Pull out every line containing the string "Himalayan".

*** Entries shown

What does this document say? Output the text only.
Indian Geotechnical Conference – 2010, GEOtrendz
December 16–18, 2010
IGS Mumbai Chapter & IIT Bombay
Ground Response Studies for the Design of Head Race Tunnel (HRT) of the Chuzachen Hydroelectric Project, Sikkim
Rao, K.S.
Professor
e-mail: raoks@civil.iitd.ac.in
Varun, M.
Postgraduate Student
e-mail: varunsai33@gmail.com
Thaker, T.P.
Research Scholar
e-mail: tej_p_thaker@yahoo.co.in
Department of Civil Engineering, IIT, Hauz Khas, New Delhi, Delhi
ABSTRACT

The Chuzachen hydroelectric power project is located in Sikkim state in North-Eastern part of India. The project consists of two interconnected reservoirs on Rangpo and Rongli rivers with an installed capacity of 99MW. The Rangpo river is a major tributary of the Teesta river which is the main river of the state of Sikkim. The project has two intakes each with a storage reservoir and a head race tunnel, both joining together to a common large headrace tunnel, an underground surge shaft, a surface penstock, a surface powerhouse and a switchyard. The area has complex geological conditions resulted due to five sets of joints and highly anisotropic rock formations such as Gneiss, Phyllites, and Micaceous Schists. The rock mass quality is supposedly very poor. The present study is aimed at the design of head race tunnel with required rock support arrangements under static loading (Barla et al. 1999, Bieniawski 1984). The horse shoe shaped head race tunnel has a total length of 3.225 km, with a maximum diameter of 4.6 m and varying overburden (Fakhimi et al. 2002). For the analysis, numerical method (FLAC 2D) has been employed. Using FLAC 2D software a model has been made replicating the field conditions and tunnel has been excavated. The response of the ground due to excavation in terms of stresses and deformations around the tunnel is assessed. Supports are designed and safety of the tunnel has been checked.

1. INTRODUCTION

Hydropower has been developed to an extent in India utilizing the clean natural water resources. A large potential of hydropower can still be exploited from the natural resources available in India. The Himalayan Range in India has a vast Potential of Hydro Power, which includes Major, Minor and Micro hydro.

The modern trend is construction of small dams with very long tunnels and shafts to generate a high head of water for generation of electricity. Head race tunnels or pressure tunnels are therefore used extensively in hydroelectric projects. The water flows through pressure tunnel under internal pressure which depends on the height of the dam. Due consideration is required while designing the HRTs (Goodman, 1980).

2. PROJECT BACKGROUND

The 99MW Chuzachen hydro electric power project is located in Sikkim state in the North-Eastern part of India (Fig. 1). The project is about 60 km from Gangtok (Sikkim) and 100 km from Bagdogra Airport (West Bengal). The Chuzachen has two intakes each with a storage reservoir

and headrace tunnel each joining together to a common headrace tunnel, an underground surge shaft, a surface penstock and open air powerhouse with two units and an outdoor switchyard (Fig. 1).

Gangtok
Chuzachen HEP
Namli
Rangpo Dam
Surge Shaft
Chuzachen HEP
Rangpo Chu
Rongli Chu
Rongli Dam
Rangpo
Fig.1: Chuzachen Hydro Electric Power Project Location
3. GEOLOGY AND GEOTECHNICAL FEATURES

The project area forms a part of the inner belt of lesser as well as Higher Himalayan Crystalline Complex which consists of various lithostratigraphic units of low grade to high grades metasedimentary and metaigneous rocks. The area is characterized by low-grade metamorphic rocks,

******

*Complete output*
Hydropower has been developed to an extent in India utilizing the clean natural water resources. A large potential of hydropower can still be exploited from the natural resources available in India. The Himalayan Range in India has a vast Potential of Hydro Power, which includes Major, Minor and Micro hydro.
The project area forms a part of the inner belt of lesser as well as Higher Himalayan Crystalline Complex which consists of various lithostratigraphic units of low grade to high grades metasedimentary and metaigneous rocks. The area is characterized by low-grade metamorphic rocks,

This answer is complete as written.